[start Extracted entries]

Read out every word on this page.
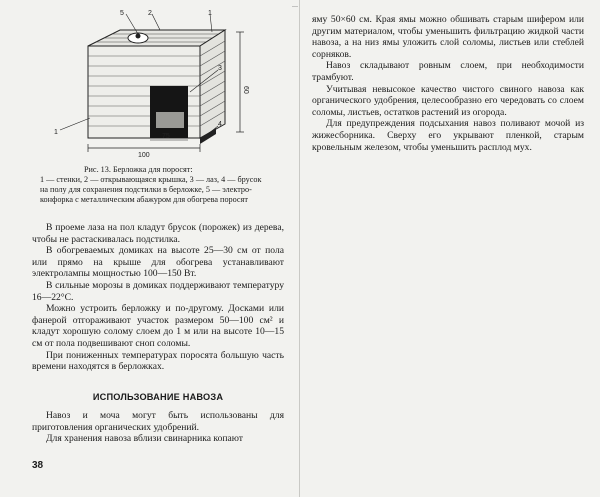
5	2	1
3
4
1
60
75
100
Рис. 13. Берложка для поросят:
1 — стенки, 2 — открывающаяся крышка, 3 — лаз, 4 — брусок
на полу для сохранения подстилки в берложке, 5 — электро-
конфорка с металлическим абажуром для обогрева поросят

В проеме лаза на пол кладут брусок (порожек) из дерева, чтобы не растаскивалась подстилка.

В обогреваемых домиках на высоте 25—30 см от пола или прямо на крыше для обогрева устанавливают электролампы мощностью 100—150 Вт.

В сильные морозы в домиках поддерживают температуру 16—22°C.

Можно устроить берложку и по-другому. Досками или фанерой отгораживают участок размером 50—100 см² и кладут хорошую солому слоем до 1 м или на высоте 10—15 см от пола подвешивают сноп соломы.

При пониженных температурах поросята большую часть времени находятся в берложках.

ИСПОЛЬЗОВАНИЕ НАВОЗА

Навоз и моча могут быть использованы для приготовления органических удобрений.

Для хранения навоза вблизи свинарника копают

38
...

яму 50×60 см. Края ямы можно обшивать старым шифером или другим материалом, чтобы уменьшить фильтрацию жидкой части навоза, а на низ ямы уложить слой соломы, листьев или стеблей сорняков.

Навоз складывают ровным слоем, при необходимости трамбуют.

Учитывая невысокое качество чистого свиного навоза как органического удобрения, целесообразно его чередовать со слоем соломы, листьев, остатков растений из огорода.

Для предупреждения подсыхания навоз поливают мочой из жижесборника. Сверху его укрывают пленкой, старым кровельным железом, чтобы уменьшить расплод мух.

[end Extracted entries]

Restate every record exactly, please; do not copy the pictures.

Read out every word on this page.
5	2	1
3
4
1
60
75
100
Рис. 13. Берложка для поросят:
1 — стенки, 2 — открывающаяся крышка, 3 — лаз, 4 — брусок
на полу для сохранения подстилки в берложке, 5 — электро-
конфорка с металлическим абажуром для обогрева поросят

В проеме лаза на пол кладут брусок (порожек) из дерева, чтобы не растаскивалась подстилка.

В обогреваемых домиках на высоте 25—30 см от пола или прямо на крыше для обогрева устанавливают электролампы мощностью 100—150 Вт.

В сильные морозы в домиках поддерживают температуру 16—22°C.

Можно устроить берложку и по-другому. Досками или фанерой отгораживают участок размером 50—100 см² и кладут хорошую солому слоем до 1 м или на высоте 10—15 см от пола подвешивают сноп соломы.

При пониженных температурах поросята большую часть времени находятся в берложках.

ИСПОЛЬЗОВАНИЕ НАВОЗА

Навоз и моча могут быть использованы для приготовления органических удобрений.

Для хранения навоза вблизи свинарника копают

38
...

яму 50×60 см. Края ямы можно обшивать старым шифером или другим материалом, чтобы уменьшить фильтрацию жидкой части навоза, а на низ ямы уложить слой соломы, листьев или стеблей сорняков.

Навоз складывают ровным слоем, при необходимости трамбуют.

Учитывая невысокое качество чистого свиного навоза как органического удобрения, целесообразно его чередовать со слоем соломы, листьев, остатков растений из огорода.

Для предупреждения подсыхания навоз поливают мочой из жижесборника. Сверху его укрывают пленкой, старым кровельным железом, чтобы уменьшить расплод мух.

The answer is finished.